Nothing in the data should change when you return it, but leave the pictures out.
· · ·
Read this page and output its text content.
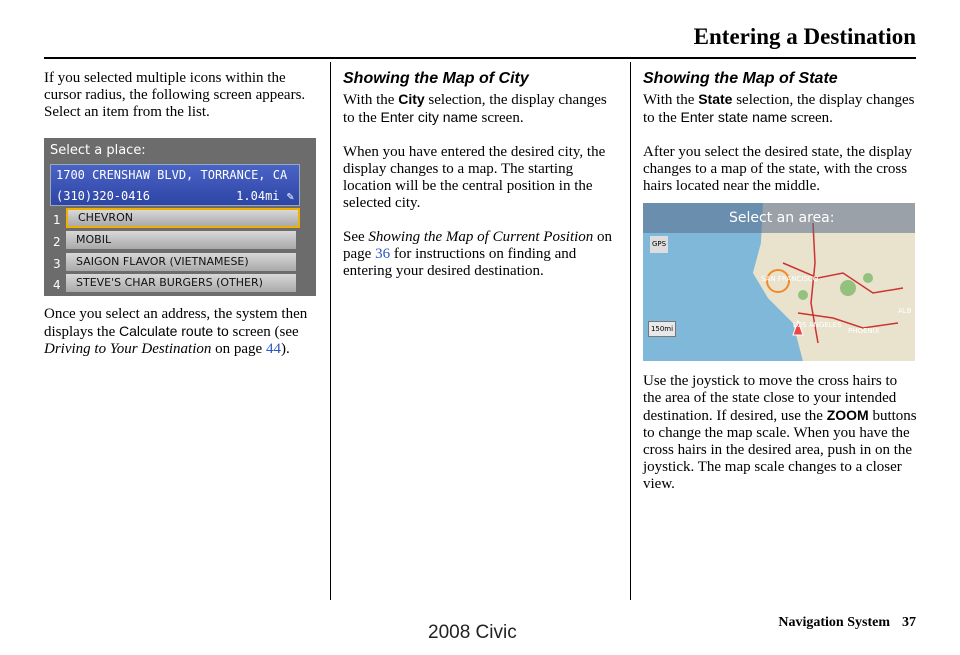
Entering a Destination

If you selected multiple icons within the cursor radius, the following screen appears. Select an item from the list.

Select a place:
1700 CRENSHAW BLVD, TORRANCE, CA
(310)320-0416	1.04mi ✎
1	CHEVRON
2	MOBIL
3	SAIGON FLAVOR (VIETNAMESE)
4	STEVE'S CHAR BURGERS (OTHER)

Once you select an address, the system then displays the Calculate route to screen (see Driving to Your Destination on page 44).

Showing the Map of City

With the City selection, the display changes to the Enter city name screen.

When you have entered the desired city, the display changes to a map. The starting location will be the central position in the selected city.

See Showing the Map of Current Position on page 36 for instructions on finding and entering your desired destination.

Showing the Map of State

With the State selection, the display changes to the Enter state name screen.

After you select the desired state, the display changes to a map of the state, with the cross hairs located near the middle.

Select an area:
SAN FRANCISCO
LOS ANGELES
PHOENIX
ALB
GPS
150mi

Use the joystick to move the cross hairs to the area of the state close to your intended destination. If desired, use the ZOOM buttons to change the map scale. When you have the cross hairs in the desired area, push in on the joystick. The map scale changes to a closer view.

Navigation System 37
2008 Civic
· · ·
*TASK OUTPUT:*
Read this page and output its text content.
Entering a Destination

If you selected multiple icons within the cursor radius, the following screen appears. Select an item from the list.

Select a place:
1700 CRENSHAW BLVD, TORRANCE, CA
(310)320-0416	1.04mi ✎
1	CHEVRON
2	MOBIL
3	SAIGON FLAVOR (VIETNAMESE)
4	STEVE'S CHAR BURGERS (OTHER)

Once you select an address, the system then displays the Calculate route to screen (see Driving to Your Destination on page 44).

Showing the Map of City

With the City selection, the display changes to the Enter city name screen.

When you have entered the desired city, the display changes to a map. The starting location will be the central position in the selected city.

See Showing the Map of Current Position on page 36 for instructions on finding and entering your desired destination.

Showing the Map of State

With the State selection, the display changes to the Enter state name screen.

After you select the desired state, the display changes to a map of the state, with the cross hairs located near the middle.

Select an area:
SAN FRANCISCO
LOS ANGELES
PHOENIX
ALB
GPS
150mi

Use the joystick to move the cross hairs to the area of the state close to your intended destination. If desired, use the ZOOM buttons to change the map scale. When you have the cross hairs in the desired area, push in on the joystick. The map scale changes to a closer view.

Navigation System 37
2008 Civic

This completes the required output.